## Problem to solve
Reproduce all records verbatim.

## Material for this task
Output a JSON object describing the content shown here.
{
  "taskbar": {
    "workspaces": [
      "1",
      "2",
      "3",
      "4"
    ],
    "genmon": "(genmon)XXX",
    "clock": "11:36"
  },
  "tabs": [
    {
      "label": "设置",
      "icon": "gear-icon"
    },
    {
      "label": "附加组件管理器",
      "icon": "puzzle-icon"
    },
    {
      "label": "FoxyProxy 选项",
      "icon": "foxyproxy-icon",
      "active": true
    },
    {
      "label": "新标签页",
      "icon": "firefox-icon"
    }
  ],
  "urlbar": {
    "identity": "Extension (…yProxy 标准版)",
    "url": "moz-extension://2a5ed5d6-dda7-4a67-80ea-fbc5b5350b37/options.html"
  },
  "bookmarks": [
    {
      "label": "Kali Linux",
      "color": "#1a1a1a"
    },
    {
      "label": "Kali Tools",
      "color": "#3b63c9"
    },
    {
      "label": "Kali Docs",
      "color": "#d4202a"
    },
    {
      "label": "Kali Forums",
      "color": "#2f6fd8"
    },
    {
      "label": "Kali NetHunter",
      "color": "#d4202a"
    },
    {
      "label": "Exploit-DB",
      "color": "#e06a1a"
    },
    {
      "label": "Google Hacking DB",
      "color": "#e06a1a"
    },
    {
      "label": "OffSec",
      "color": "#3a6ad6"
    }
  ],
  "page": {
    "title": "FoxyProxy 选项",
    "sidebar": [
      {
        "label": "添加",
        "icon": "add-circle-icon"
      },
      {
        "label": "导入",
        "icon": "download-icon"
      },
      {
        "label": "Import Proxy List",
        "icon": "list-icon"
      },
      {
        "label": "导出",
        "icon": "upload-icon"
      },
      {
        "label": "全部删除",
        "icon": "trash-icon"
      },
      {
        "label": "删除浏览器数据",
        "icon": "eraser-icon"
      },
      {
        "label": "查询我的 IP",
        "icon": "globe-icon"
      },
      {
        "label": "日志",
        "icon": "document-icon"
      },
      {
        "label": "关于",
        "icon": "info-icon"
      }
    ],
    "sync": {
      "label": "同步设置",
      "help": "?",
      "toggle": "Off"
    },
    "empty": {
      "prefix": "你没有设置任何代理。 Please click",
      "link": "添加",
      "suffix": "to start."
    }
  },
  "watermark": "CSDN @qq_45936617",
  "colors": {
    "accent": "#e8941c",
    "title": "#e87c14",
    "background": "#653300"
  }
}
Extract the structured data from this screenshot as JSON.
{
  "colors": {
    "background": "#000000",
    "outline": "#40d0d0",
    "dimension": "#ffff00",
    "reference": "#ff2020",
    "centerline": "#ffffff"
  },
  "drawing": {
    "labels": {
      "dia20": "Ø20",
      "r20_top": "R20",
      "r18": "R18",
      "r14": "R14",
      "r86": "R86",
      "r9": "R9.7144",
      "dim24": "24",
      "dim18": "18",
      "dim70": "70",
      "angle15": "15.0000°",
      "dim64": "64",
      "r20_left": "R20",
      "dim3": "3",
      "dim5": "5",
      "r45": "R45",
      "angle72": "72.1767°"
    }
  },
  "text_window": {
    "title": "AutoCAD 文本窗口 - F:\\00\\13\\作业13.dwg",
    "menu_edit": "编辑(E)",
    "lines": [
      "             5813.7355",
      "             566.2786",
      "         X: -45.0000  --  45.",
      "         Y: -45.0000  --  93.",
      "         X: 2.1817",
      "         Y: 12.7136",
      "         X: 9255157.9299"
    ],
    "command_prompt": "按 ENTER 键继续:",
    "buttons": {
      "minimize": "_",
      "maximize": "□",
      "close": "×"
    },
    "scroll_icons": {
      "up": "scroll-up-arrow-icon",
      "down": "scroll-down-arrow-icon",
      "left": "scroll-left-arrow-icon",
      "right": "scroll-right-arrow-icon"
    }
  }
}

## Exercise result
Output a JSON object describing the content shown here.
{
  "taskbar": {
    "workspaces": [
      "1",
      "2",
      "3",
      "4"
    ],
    "genmon": "(genmon)XXX",
    "clock": "11:36"
  },
  "tabs": [
    {
      "label": "设置",
      "icon": "gear-icon"
    },
    {
      "label": "附加组件管理器",
      "icon": "puzzle-icon"
    },
    {
      "label": "FoxyProxy 选项",
      "icon": "foxyproxy-icon",
      "active": true
    },
    {
      "label": "新标签页",
      "icon": "firefox-icon"
    }
  ],
  "urlbar": {
    "identity": "Extension (…yProxy 标准版)",
    "url": "moz-extension://2a5ed5d6-dda7-4a67-80ea-fbc5b5350b37/options.html"
  },
  "bookmarks": [
    {
      "label": "Kali Linux",
      "color": "#1a1a1a"
    },
    {
      "label": "Kali Tools",
      "color": "#3b63c9"
    },
    {
      "label": "Kali Docs",
      "color": "#d4202a"
    },
    {
      "label": "Kali Forums",
      "color": "#2f6fd8"
    },
    {
      "label": "Kali NetHunter",
      "color": "#d4202a"
    },
    {
      "label": "Exploit-DB",
      "color": "#e06a1a"
    },
    {
      "label": "Google Hacking DB",
      "color": "#e06a1a"
    },
    {
      "label": "OffSec",
      "color": "#3a6ad6"
    }
  ],
  "page": {
    "title": "FoxyProxy 选项",
    "sidebar": [
      {
        "label": "添加",
        "icon": "add-circle-icon"
      },
      {
        "label": "导入",
        "icon": "download-icon"
      },
      {
        "label": "Import Proxy List",
        "icon": "list-icon"
      },
      {
        "label": "导出",
        "icon": "upload-icon"
      },
      {
        "label": "全部删除",
        "icon": "trash-icon"
      },
      {
        "label": "删除浏览器数据",
        "icon": "eraser-icon"
      },
      {
        "label": "查询我的 IP",
        "icon": "globe-icon"
      },
      {
        "label": "日志",
        "icon": "document-icon"
      },
      {
        "label": "关于",
        "icon": "info-icon"
      }
    ],
    "sync": {
      "label": "同步设置",
      "help": "?",
      "toggle": "Off"
    },
    "empty": {
      "prefix": "你没有设置任何代理。 Please click",
      "link": "添加",
      "suffix": "to start."
    }
  },
  "watermark": "CSDN @qq_45936617",
  "colors": {
    "accent": "#e8941c",
    "title": "#e87c14",
    "background": "#653300"
  }
}
Extract the structured data from this screenshot as JSON.
{
  "colors": {
    "background": "#000000",
    "outline": "#40d0d0",
    "dimension": "#ffff00",
    "reference": "#ff2020",
    "centerline": "#ffffff"
  },
  "drawing": {
    "labels": {
      "dia20": "Ø20",
      "r20_top": "R20",
      "r18": "R18",
      "r14": "R14",
      "r86": "R86",
      "r9": "R9.7144",
      "dim24": "24",
      "dim18": "18",
      "dim70": "70",
      "angle15": "15.0000°",
      "dim64": "64",
      "r20_left": "R20",
      "dim3": "3",
      "dim5": "5",
      "r45": "R45",
      "angle72": "72.1767°"
    }
  },
  "text_window": {
    "title": "AutoCAD 文本窗口 - F:\\00\\13\\作业13.dwg",
    "menu_edit": "编辑(E)",
    "lines": [
      "             5813.7355",
      "             566.2786",
      "         X: -45.0000  --  45.",
      "         Y: -45.0000  --  93.",
      "         X: 2.1817",
      "         Y: 12.7136",
      "         X: 9255157.9299"
    ],
    "command_prompt": "按 ENTER 键继续:",
    "buttons": {
      "minimize": "_",
      "maximize": "□",
      "close": "×"
    },
    "scroll_icons": {
      "up": "scroll-up-arrow-icon",
      "down": "scroll-down-arrow-icon",
      "left": "scroll-left-arrow-icon",
      "right": "scroll-right-arrow-icon"
    }
  }
}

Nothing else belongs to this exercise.